EXERCISE BRIEF. A line counts if it contains the word "glisser" at least once. State how many such lines the records contain, giving the number alone.

RECORDS FOR PROCESSING.
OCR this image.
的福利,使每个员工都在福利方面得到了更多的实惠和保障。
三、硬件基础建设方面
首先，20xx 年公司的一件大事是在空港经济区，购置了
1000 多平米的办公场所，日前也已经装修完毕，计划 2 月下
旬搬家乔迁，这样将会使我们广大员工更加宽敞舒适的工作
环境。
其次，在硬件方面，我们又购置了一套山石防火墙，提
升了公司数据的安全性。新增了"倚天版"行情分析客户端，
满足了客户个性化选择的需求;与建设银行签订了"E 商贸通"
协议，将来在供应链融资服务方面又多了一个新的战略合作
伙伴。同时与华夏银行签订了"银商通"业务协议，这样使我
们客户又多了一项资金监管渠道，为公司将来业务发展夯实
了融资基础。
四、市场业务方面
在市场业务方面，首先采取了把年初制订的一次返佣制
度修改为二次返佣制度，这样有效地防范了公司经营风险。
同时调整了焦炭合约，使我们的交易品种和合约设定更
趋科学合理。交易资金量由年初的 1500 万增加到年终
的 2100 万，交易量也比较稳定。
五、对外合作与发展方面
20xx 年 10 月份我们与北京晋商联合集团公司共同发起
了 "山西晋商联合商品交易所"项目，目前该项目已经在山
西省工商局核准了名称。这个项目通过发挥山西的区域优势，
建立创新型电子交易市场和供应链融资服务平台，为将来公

--

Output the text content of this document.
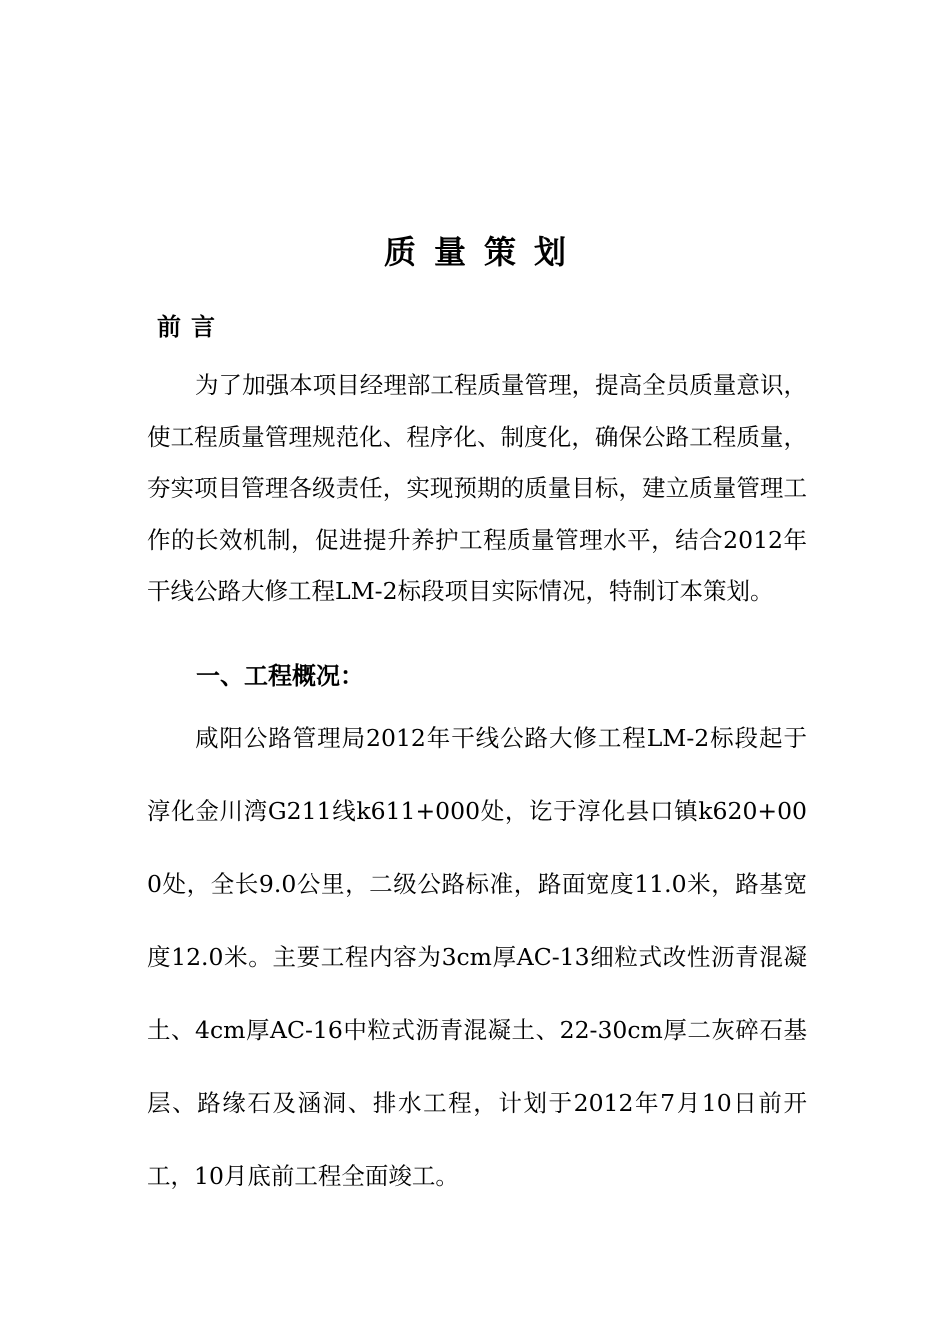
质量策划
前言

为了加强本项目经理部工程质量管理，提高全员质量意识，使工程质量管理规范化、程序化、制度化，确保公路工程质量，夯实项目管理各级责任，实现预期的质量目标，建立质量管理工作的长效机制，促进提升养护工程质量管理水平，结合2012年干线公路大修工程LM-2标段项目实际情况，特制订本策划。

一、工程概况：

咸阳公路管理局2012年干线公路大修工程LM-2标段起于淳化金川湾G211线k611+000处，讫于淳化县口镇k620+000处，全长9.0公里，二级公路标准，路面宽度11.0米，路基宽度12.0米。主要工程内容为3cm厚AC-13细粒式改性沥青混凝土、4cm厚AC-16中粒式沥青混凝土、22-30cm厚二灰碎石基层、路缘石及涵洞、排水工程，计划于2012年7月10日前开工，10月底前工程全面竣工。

--

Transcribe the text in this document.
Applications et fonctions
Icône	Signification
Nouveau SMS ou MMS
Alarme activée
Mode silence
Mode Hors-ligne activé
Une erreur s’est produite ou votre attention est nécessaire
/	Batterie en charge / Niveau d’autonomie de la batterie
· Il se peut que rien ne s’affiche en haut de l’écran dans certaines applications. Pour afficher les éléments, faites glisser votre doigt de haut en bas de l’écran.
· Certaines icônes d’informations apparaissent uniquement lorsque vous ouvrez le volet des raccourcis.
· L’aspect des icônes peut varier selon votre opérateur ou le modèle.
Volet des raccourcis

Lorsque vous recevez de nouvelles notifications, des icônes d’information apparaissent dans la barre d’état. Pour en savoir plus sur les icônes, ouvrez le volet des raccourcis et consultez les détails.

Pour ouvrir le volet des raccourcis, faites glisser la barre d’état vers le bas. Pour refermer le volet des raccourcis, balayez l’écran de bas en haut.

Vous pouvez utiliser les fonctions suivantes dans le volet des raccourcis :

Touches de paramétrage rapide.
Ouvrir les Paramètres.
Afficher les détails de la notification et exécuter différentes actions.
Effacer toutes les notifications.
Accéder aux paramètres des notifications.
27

CORRECT RESULT. 2